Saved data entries
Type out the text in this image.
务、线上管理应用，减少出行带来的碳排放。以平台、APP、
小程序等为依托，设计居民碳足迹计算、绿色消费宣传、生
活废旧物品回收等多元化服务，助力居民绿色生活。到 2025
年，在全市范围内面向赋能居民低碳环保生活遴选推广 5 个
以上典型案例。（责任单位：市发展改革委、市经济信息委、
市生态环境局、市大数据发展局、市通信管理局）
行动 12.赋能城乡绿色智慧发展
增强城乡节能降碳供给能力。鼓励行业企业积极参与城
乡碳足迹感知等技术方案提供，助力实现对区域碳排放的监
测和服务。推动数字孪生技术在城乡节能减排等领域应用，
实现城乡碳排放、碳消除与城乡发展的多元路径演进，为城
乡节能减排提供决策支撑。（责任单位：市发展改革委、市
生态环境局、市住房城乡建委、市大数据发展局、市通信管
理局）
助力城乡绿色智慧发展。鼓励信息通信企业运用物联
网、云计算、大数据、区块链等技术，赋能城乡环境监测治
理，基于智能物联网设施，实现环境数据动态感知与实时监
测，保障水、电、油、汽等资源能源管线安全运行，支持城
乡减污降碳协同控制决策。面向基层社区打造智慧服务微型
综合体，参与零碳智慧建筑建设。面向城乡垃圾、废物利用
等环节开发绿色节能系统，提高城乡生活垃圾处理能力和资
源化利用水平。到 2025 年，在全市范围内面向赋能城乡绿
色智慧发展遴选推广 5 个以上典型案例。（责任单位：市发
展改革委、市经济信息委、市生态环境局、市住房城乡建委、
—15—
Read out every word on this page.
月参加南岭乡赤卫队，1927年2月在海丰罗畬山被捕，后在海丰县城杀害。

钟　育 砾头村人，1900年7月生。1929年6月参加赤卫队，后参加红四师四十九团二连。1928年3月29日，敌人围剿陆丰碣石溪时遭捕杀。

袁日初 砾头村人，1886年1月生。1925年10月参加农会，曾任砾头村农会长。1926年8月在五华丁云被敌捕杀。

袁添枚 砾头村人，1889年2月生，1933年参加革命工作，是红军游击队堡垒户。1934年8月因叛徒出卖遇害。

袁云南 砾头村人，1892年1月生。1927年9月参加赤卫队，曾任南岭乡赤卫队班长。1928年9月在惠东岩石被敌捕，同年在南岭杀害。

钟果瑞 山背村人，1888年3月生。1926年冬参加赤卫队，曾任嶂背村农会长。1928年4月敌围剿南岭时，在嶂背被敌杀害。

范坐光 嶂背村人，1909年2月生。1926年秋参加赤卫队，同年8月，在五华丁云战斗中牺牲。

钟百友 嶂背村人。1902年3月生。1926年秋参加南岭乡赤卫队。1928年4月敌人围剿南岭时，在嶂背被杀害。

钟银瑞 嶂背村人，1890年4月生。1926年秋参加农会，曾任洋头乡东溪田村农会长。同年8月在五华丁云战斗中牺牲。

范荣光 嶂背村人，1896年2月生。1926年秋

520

◆ Given problem ◆
Copy the data above exactly. Every line must be included.

◆ Response to this exercise ◆
Type out the text in this image.
务、线上管理应用，减少出行带来的碳排放。以平台、APP、
小程序等为依托，设计居民碳足迹计算、绿色消费宣传、生
活废旧物品回收等多元化服务，助力居民绿色生活。到 2025
年，在全市范围内面向赋能居民低碳环保生活遴选推广 5 个
以上典型案例。（责任单位：市发展改革委、市经济信息委、
市生态环境局、市大数据发展局、市通信管理局）
行动 12.赋能城乡绿色智慧发展
增强城乡节能降碳供给能力。鼓励行业企业积极参与城
乡碳足迹感知等技术方案提供，助力实现对区域碳排放的监
测和服务。推动数字孪生技术在城乡节能减排等领域应用，
实现城乡碳排放、碳消除与城乡发展的多元路径演进，为城
乡节能减排提供决策支撑。（责任单位：市发展改革委、市
生态环境局、市住房城乡建委、市大数据发展局、市通信管
理局）
助力城乡绿色智慧发展。鼓励信息通信企业运用物联
网、云计算、大数据、区块链等技术，赋能城乡环境监测治
理，基于智能物联网设施，实现环境数据动态感知与实时监
测，保障水、电、油、汽等资源能源管线安全运行，支持城
乡减污降碳协同控制决策。面向基层社区打造智慧服务微型
综合体，参与零碳智慧建筑建设。面向城乡垃圾、废物利用
等环节开发绿色节能系统，提高城乡生活垃圾处理能力和资
源化利用水平。到 2025 年，在全市范围内面向赋能城乡绿
色智慧发展遴选推广 5 个以上典型案例。（责任单位：市发
展改革委、市经济信息委、市生态环境局、市住房城乡建委、
—15—
Read out every word on this page.
月参加南岭乡赤卫队，1927年2月在海丰罗畬山被捕，后在海丰县城杀害。

钟　育 砾头村人，1900年7月生。1929年6月参加赤卫队，后参加红四师四十九团二连。1928年3月29日，敌人围剿陆丰碣石溪时遭捕杀。

袁日初 砾头村人，1886年1月生。1925年10月参加农会，曾任砾头村农会长。1926年8月在五华丁云被敌捕杀。

袁添枚 砾头村人，1889年2月生，1933年参加革命工作，是红军游击队堡垒户。1934年8月因叛徒出卖遇害。

袁云南 砾头村人，1892年1月生。1927年9月参加赤卫队，曾任南岭乡赤卫队班长。1928年9月在惠东岩石被敌捕，同年在南岭杀害。

钟果瑞 山背村人，1888年3月生。1926年冬参加赤卫队，曾任嶂背村农会长。1928年4月敌围剿南岭时，在嶂背被敌杀害。

范坐光 嶂背村人，1909年2月生。1926年秋参加赤卫队，同年8月，在五华丁云战斗中牺牲。

钟百友 嶂背村人。1902年3月生。1926年秋参加南岭乡赤卫队。1928年4月敌人围剿南岭时，在嶂背被杀害。

钟银瑞 嶂背村人，1890年4月生。1926年秋参加农会，曾任洋头乡东溪田村农会长。同年8月在五华丁云战斗中牺牲。

范荣光 嶂背村人，1896年2月生。1926年秋

520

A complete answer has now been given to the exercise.